• **Directions for this task**
Quote, word for word, only the lines running from the line with "Read this page and output its text content." through the end of the listing. Leave out the pictures.

____________

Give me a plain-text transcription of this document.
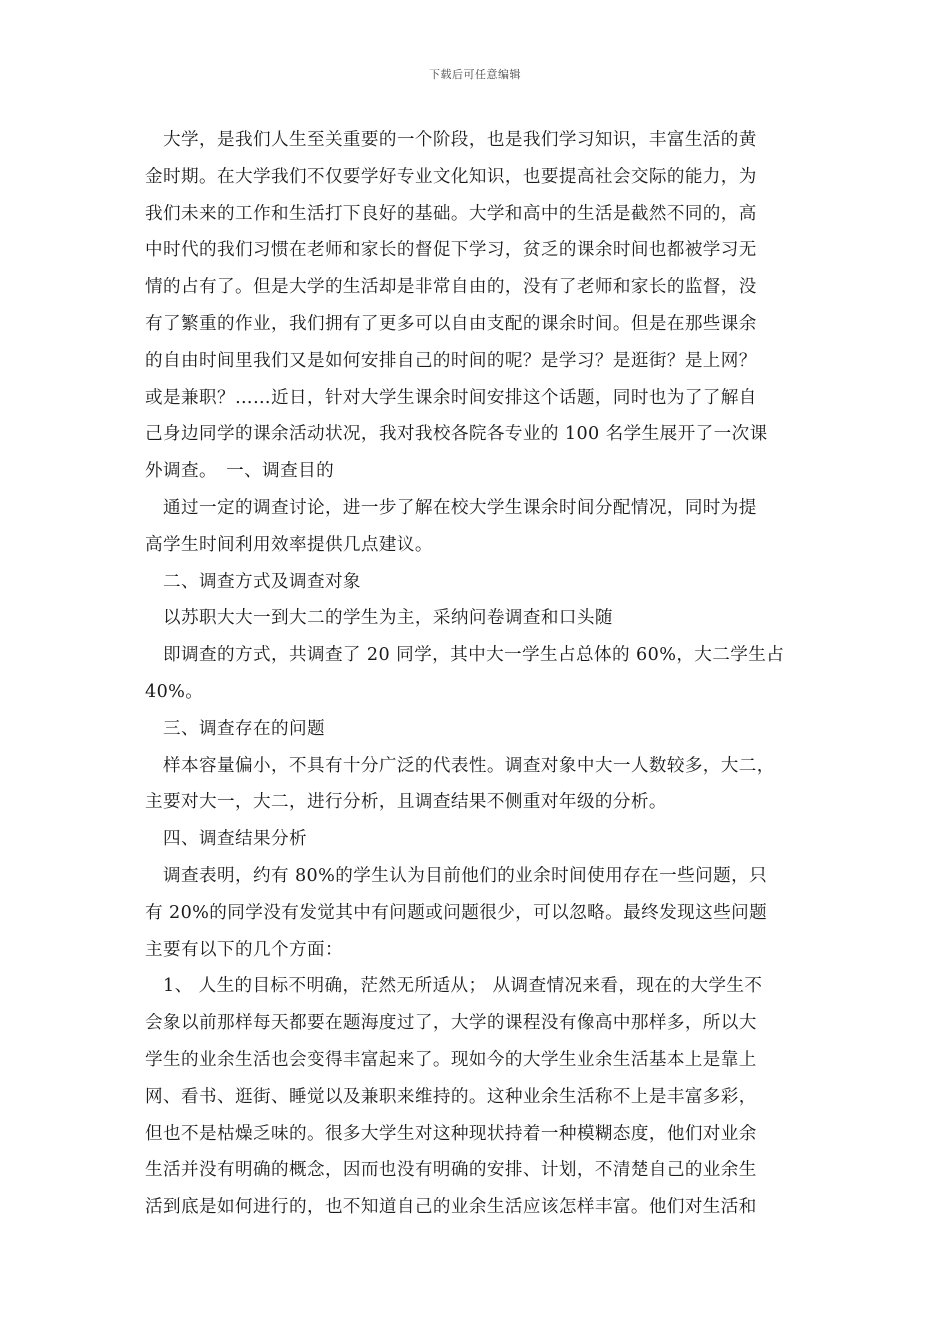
下载后可任意编辑
　大学，是我们人生至关重要的一个阶段，也是我们学习知识，丰富生活的黄
金时期。在大学我们不仅要学好专业文化知识，也要提高社会交际的能力，为
我们未来的工作和生活打下良好的基础。大学和高中的生活是截然不同的，高
中时代的我们习惯在老师和家长的督促下学习，贫乏的课余时间也都被学习无
情的占有了。但是大学的生活却是非常自由的，没有了老师和家长的监督，没
有了繁重的作业，我们拥有了更多可以自由支配的课余时间。但是在那些课余
的自由时间里我们又是如何安排自己的时间的呢？是学习？是逛街？是上网？
或是兼职？……近日，针对大学生课余时间安排这个话题，同时也为了了解自
己身边同学的课余活动状况，我对我校各院各专业的 100 名学生展开了一次课
外调查。　一、调查目的
　通过一定的调查讨论，进一步了解在校大学生课余时间分配情况，同时为提
高学生时间利用效率提供几点建议。
　二、调查方式及调查对象
　以苏职大大一到大二的学生为主，采纳问卷调查和口头随
　即调查的方式，共调查了 20 同学，其中大一学生占总体的 60%，大二学生占
40%。
　三、调查存在的问题
　样本容量偏小，不具有十分广泛的代表性。调查对象中大一人数较多，大二，
主要对大一，大二，进行分析，且调查结果不侧重对年级的分析。
　四、调查结果分析
　调查表明，约有 80%的学生认为目前他们的业余时间使用存在一些问题，只
有 20%的同学没有发觉其中有问题或问题很少，可以忽略。最终发现这些问题
主要有以下的几个方面：
　1、 人生的目标不明确，茫然无所适从； 从调查情况来看，现在的大学生不
会象以前那样每天都要在题海度过了，大学的课程没有像高中那样多，所以大
学生的业余生活也会变得丰富起来了。现如今的大学生业余生活基本上是靠上
网、看书、逛街、睡觉以及兼职来维持的。这种业余生活称不上是丰富多彩，
但也不是枯燥乏味的。很多大学生对这种现状持着一种模糊态度，他们对业余
生活并没有明确的概念，因而也没有明确的安排、计划，不清楚自己的业余生
活到底是如何进行的，也不知道自己的业余生活应该怎样丰富。他们对生活和
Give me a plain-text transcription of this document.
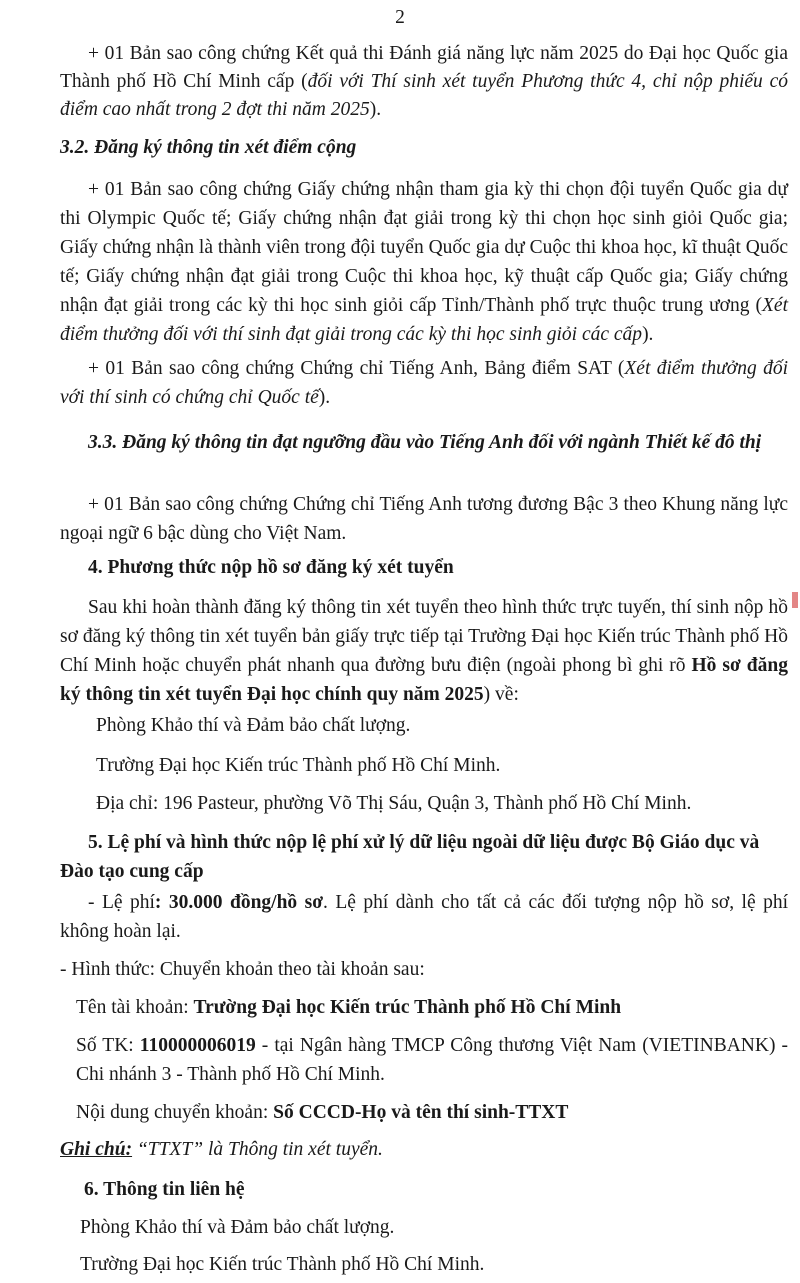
2
+ 01 Bản sao công chứng Kết quả thi Đánh giá năng lực năm 2025 do Đại học Quốc gia Thành phố Hồ Chí Minh cấp (đối với Thí sinh xét tuyển Phương thức 4, chỉ nộp phiếu có điểm cao nhất trong 2 đợt thi năm 2025).
3.2. Đăng ký thông tin xét điểm cộng
+ 01 Bản sao công chứng Giấy chứng nhận tham gia kỳ thi chọn đội tuyển Quốc gia dự thi Olympic Quốc tế; Giấy chứng nhận đạt giải trong kỳ thi chọn học sinh giỏi Quốc gia; Giấy chứng nhận là thành viên trong đội tuyển Quốc gia dự Cuộc thi khoa học, kĩ thuật Quốc tế; Giấy chứng nhận đạt giải trong Cuộc thi khoa học, kỹ thuật cấp Quốc gia; Giấy chứng nhận đạt giải trong các kỳ thi học sinh giỏi cấp Tỉnh/Thành phố trực thuộc trung ương (Xét điểm thưởng đối với thí sinh đạt giải trong các kỳ thi học sinh giỏi các cấp).
+ 01 Bản sao công chứng Chứng chỉ Tiếng Anh, Bảng điểm SAT (Xét điểm thưởng đối với thí sinh có chứng chỉ Quốc tế).
3.3. Đăng ký thông tin đạt ngưỡng đầu vào Tiếng Anh đối với ngành Thiết kế đô thị
+ 01 Bản sao công chứng Chứng chỉ Tiếng Anh tương đương Bậc 3 theo Khung năng lực ngoại ngữ 6 bậc dùng cho Việt Nam.
4. Phương thức nộp hồ sơ đăng ký xét tuyển
Sau khi hoàn thành đăng ký thông tin xét tuyển theo hình thức trực tuyến, thí sinh nộp hồ sơ đăng ký thông tin xét tuyển bản giấy trực tiếp tại Trường Đại học Kiến trúc Thành phố Hồ Chí Minh hoặc chuyển phát nhanh qua đường bưu điện (ngoài phong bì ghi rõ Hồ sơ đăng ký thông tin xét tuyển Đại học chính quy năm 2025) về:
Phòng Khảo thí và Đảm bảo chất lượng.
Trường Đại học Kiến trúc Thành phố Hồ Chí Minh.
Địa chỉ: 196 Pasteur, phường Võ Thị Sáu, Quận 3, Thành phố Hồ Chí Minh.
5. Lệ phí và hình thức nộp lệ phí xử lý dữ liệu ngoài dữ liệu được Bộ Giáo dục và Đào tạo cung cấp
- Lệ phí: 30.000 đồng/hồ sơ. Lệ phí dành cho tất cả các đối tượng nộp hồ sơ, lệ phí không hoàn lại.
- Hình thức: Chuyển khoản theo tài khoản sau:
Tên tài khoản: Trường Đại học Kiến trúc Thành phố Hồ Chí Minh
Số TK: 110000006019 - tại Ngân hàng TMCP Công thương Việt Nam (VIETINBANK) - Chi nhánh 3 - Thành phố Hồ Chí Minh.
Nội dung chuyển khoản: Số CCCD-Họ và tên thí sinh-TTXT
Ghi chú: “TTXT” là Thông tin xét tuyển.
6. Thông tin liên hệ
Phòng Khảo thí và Đảm bảo chất lượng.
Trường Đại học Kiến trúc Thành phố Hồ Chí Minh.
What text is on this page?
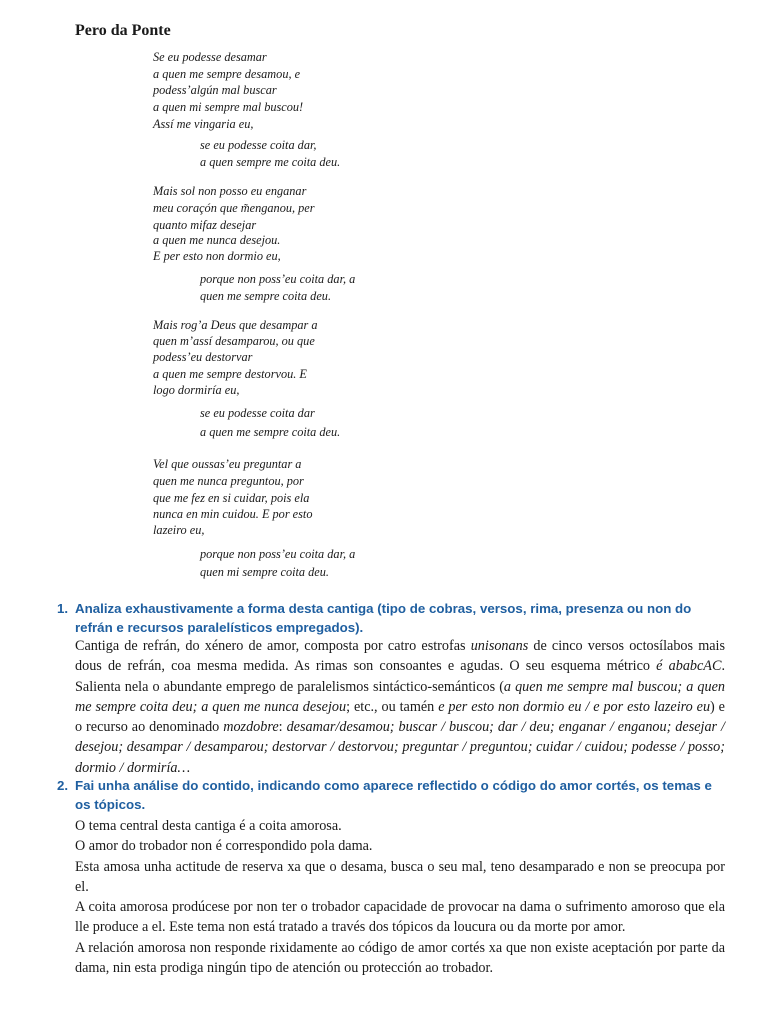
Pero da Ponte
Se eu podesse desamar
a quen me sempre desamou, e
podess’algún mal buscar
a quen mi sempre mal buscou!
Assí me vingaria eu,
se eu podesse coita dar,
a quen sempre me coita deu.
Mais sol non posso eu enganar
meu coraçón que m̃enganou, per
quanto mifaz desejar
a quen me nunca desejou.
E per esto non dormio eu,
porque non poss’eu coita dar, a
quen me sempre coita deu.
Mais rog’a Deus que desampar a
quen m’assí desamparou, ou que
podess’eu destorvar
a quen me sempre destorvou. E
logo dormiría eu,
se eu podesse coita dar
a quen me sempre coita deu.
Vel que oussas’eu preguntar a
quen me nunca preguntou, por
que me fez en si cuidar, pois ela
nunca en min cuidou. E por esto
lazeiro eu,
porque non poss’eu coita dar, a
quen mi sempre coita deu.
1. Analiza exhaustivamente a forma desta cantiga (tipo de cobras, versos, rima, presenza ou non do refrán e recursos paralelísticos empregados).

Cantiga de refrán, do xénero de amor, composta por catro estrofas unisonans de cinco versos octosílabos mais dous de refrán, coa mesma medida. As rimas son consoantes e agudas. O seu esquema métrico é ababcAC. Salienta nela o abundante emprego de paralelismos sintáctico-semánticos (a quen me sempre mal buscou; a quen me sempre coita deu; a quen me nunca desejou; etc., ou tamén e per esto non dormio eu / e por esto lazeiro eu) e o recurso ao denominado mozdobre: desamar/desamou; buscar / buscou; dar / deu; enganar / enganou; desejar / desejou; desampar / desamparou; destorvar / destorvou; preguntar / preguntou; cuidar / cuidou; podesse / posso; dormio / dormiría…

2. Fai unha análise do contido, indicando como aparece reflectido o código do amor cortés, os temas e os tópicos.

O tema central desta cantiga é a coita amorosa.

O amor do trobador non é correspondido pola dama.

Esta amosa unha actitude de reserva xa que o desama, busca o seu mal, teno desamparado e non se preocupa por el.

A coita amorosa prodúcese por non ter o trobador capacidade de provocar na dama o sufrimento amoroso que ela lle produce a el. Este tema non está tratado a través dos tópicos da loucura ou da morte por amor.

A relación amorosa non responde rixidamente ao código de amor cortés xa que non existe aceptación por parte da dama, nin esta prodiga ningún tipo de atención ou protección ao trobador.
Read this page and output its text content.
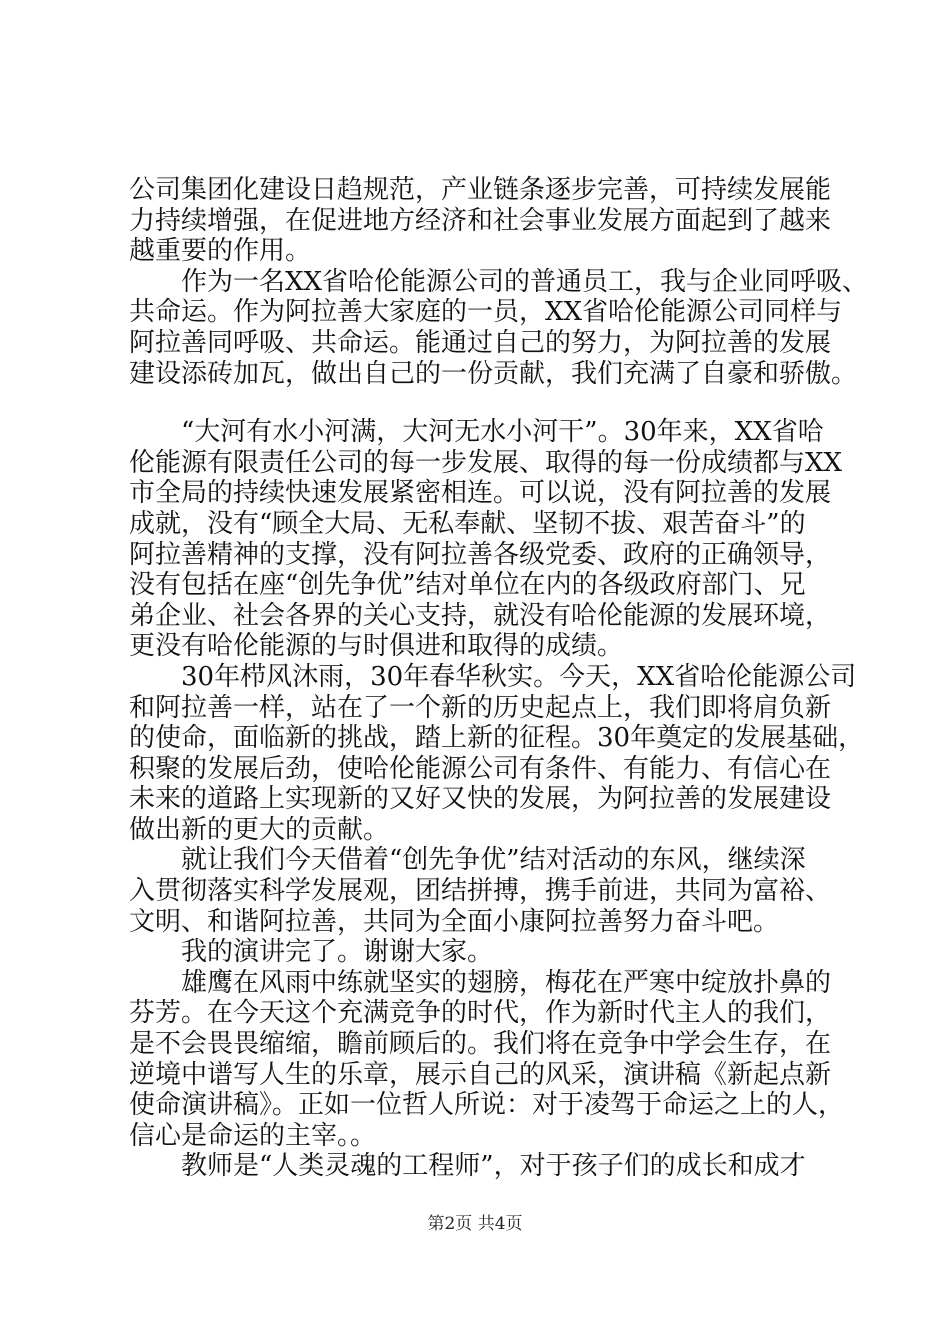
公司集团化建设日趋规范，产业链条逐步完善，可持续发展能
力持续增强，在促进地方经济和社会事业发展方面起到了越来
越重要的作用。
　　作为一名XX省哈伦能源公司的普通员工，我与企业同呼吸、
共命运。作为阿拉善大家庭的一员，XX省哈伦能源公司同样与
阿拉善同呼吸、共命运。能通过自己的努力，为阿拉善的发展
建设添砖加瓦，做出自己的一份贡献，我们充满了自豪和骄傲。
　　“大河有水小河满，大河无水小河干”。30年来，XX省哈
伦能源有限责任公司的每一步发展、取得的每一份成绩都与XX
市全局的持续快速发展紧密相连。可以说，没有阿拉善的发展
成就，没有“顾全大局、无私奉献、坚韧不拔、艰苦奋斗”的
阿拉善精神的支撑，没有阿拉善各级党委、政府的正确领导，
没有包括在座“创先争优”结对单位在内的各级政府部门、兄
弟企业、社会各界的关心支持，就没有哈伦能源的发展环境，
更没有哈伦能源的与时俱进和取得的成绩。
　　30年栉风沐雨，30年春华秋实。今天，XX省哈伦能源公司
和阿拉善一样，站在了一个新的历史起点上，我们即将肩负新
的使命，面临新的挑战，踏上新的征程。30年奠定的发展基础，
积聚的发展后劲，使哈伦能源公司有条件、有能力、有信心在
未来的道路上实现新的又好又快的发展，为阿拉善的发展建设
做出新的更大的贡献。
　　就让我们今天借着“创先争优”结对活动的东风，继续深
入贯彻落实科学发展观，团结拼搏，携手前进，共同为富裕、
文明、和谐阿拉善，共同为全面小康阿拉善努力奋斗吧。
　　我的演讲完了。谢谢大家。
　　雄鹰在风雨中练就坚实的翅膀，梅花在严寒中绽放扑鼻的
芬芳。在今天这个充满竞争的时代，作为新时代主人的我们，
是不会畏畏缩缩，瞻前顾后的。我们将在竞争中学会生存，在
逆境中谱写人生的乐章，展示自己的风采，演讲稿《新起点新
使命演讲稿》。正如一位哲人所说：对于凌驾于命运之上的人，
信心是命运的主宰。。
　　教师是“人类灵魂的工程师”，对于孩子们的成长和成才
第2页 共4页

____________

• **Expected answer**
Read this page and output its text content.
公司集团化建设日趋规范，产业链条逐步完善，可持续发展能
力持续增强，在促进地方经济和社会事业发展方面起到了越来
越重要的作用。
　　作为一名XX省哈伦能源公司的普通员工，我与企业同呼吸、
共命运。作为阿拉善大家庭的一员，XX省哈伦能源公司同样与
阿拉善同呼吸、共命运。能通过自己的努力，为阿拉善的发展
建设添砖加瓦，做出自己的一份贡献，我们充满了自豪和骄傲。
　　“大河有水小河满，大河无水小河干”。30年来，XX省哈
伦能源有限责任公司的每一步发展、取得的每一份成绩都与XX
市全局的持续快速发展紧密相连。可以说，没有阿拉善的发展
成就，没有“顾全大局、无私奉献、坚韧不拔、艰苦奋斗”的
阿拉善精神的支撑，没有阿拉善各级党委、政府的正确领导，
没有包括在座“创先争优”结对单位在内的各级政府部门、兄
弟企业、社会各界的关心支持，就没有哈伦能源的发展环境，
更没有哈伦能源的与时俱进和取得的成绩。
　　30年栉风沐雨，30年春华秋实。今天，XX省哈伦能源公司
和阿拉善一样，站在了一个新的历史起点上，我们即将肩负新
的使命，面临新的挑战，踏上新的征程。30年奠定的发展基础，
积聚的发展后劲，使哈伦能源公司有条件、有能力、有信心在
未来的道路上实现新的又好又快的发展，为阿拉善的发展建设
做出新的更大的贡献。
　　就让我们今天借着“创先争优”结对活动的东风，继续深
入贯彻落实科学发展观，团结拼搏，携手前进，共同为富裕、
文明、和谐阿拉善，共同为全面小康阿拉善努力奋斗吧。
　　我的演讲完了。谢谢大家。
　　雄鹰在风雨中练就坚实的翅膀，梅花在严寒中绽放扑鼻的
芬芳。在今天这个充满竞争的时代，作为新时代主人的我们，
是不会畏畏缩缩，瞻前顾后的。我们将在竞争中学会生存，在
逆境中谱写人生的乐章，展示自己的风采，演讲稿《新起点新
使命演讲稿》。正如一位哲人所说：对于凌驾于命运之上的人，
信心是命运的主宰。。
　　教师是“人类灵魂的工程师”，对于孩子们的成长和成才
第2页 共4页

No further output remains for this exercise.